**Instructions for the task:**
Reproduce this listing in full.

--*--

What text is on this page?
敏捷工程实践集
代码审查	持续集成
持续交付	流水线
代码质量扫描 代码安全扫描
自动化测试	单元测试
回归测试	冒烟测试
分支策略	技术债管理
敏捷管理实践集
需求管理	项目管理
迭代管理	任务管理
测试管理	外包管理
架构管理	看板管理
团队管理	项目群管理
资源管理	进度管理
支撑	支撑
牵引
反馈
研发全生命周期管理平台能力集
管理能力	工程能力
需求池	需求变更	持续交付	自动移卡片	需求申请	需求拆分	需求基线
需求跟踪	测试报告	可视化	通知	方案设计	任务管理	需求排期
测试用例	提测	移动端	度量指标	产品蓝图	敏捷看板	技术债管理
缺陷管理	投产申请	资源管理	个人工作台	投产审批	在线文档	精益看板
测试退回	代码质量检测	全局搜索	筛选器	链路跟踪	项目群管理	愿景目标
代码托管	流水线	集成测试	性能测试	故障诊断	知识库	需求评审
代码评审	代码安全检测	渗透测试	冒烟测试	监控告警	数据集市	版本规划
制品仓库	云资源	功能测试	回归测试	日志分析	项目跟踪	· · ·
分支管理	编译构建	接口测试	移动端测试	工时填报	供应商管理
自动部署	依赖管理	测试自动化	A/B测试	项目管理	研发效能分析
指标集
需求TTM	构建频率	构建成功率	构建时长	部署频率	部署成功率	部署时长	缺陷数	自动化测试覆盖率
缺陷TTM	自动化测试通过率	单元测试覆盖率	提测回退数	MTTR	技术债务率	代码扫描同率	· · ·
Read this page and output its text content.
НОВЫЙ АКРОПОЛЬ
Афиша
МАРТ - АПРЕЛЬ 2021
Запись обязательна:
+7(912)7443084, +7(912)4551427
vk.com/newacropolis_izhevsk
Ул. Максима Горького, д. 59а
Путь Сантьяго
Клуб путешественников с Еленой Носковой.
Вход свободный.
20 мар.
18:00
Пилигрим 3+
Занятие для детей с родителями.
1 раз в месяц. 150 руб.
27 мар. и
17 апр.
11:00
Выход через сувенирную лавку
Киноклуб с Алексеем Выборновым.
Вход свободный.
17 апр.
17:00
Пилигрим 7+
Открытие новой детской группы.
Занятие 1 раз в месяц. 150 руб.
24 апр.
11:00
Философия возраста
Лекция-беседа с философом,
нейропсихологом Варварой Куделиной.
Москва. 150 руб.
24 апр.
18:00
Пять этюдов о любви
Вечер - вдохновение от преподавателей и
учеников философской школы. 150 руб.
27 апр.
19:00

--*--

**Solved problem:**
What text is on this page?
敏捷工程实践集
代码审查	持续集成
持续交付	流水线
代码质量扫描 代码安全扫描
自动化测试	单元测试
回归测试	冒烟测试
分支策略	技术债管理
敏捷管理实践集
需求管理	项目管理
迭代管理	任务管理
测试管理	外包管理
架构管理	看板管理
团队管理	项目群管理
资源管理	进度管理
支撑	支撑
牵引
反馈
研发全生命周期管理平台能力集
管理能力	工程能力
需求池	需求变更	持续交付	自动移卡片	需求申请	需求拆分	需求基线
需求跟踪	测试报告	可视化	通知	方案设计	任务管理	需求排期
测试用例	提测	移动端	度量指标	产品蓝图	敏捷看板	技术债管理
缺陷管理	投产申请	资源管理	个人工作台	投产审批	在线文档	精益看板
测试退回	代码质量检测	全局搜索	筛选器	链路跟踪	项目群管理	愿景目标
代码托管	流水线	集成测试	性能测试	故障诊断	知识库	需求评审
代码评审	代码安全检测	渗透测试	冒烟测试	监控告警	数据集市	版本规划
制品仓库	云资源	功能测试	回归测试	日志分析	项目跟踪	· · ·
分支管理	编译构建	接口测试	移动端测试	工时填报	供应商管理
自动部署	依赖管理	测试自动化	A/B测试	项目管理	研发效能分析
指标集
需求TTM	构建频率	构建成功率	构建时长	部署频率	部署成功率	部署时长	缺陷数	自动化测试覆盖率
缺陷TTM	自动化测试通过率	单元测试覆盖率	提测回退数	MTTR	技术债务率	代码扫描同率	· · ·
Read this page and output its text content.
НОВЫЙ АКРОПОЛЬ
Афиша
МАРТ - АПРЕЛЬ 2021
Запись обязательна:
+7(912)7443084, +7(912)4551427
vk.com/newacropolis_izhevsk
Ул. Максима Горького, д. 59а
Путь Сантьяго
Клуб путешественников с Еленой Носковой.
Вход свободный.
20 мар.
18:00
Пилигрим 3+
Занятие для детей с родителями.
1 раз в месяц. 150 руб.
27 мар. и
17 апр.
11:00
Выход через сувенирную лавку
Киноклуб с Алексеем Выборновым.
Вход свободный.
17 апр.
17:00
Пилигрим 7+
Открытие новой детской группы.
Занятие 1 раз в месяц. 150 руб.
24 апр.
11:00
Философия возраста
Лекция-беседа с философом,
нейропсихологом Варварой Куделиной.
Москва. 150 руб.
24 апр.
18:00
Пять этюдов о любви
Вечер - вдохновение от преподавателей и
учеников философской школы. 150 руб.
27 апр.
19:00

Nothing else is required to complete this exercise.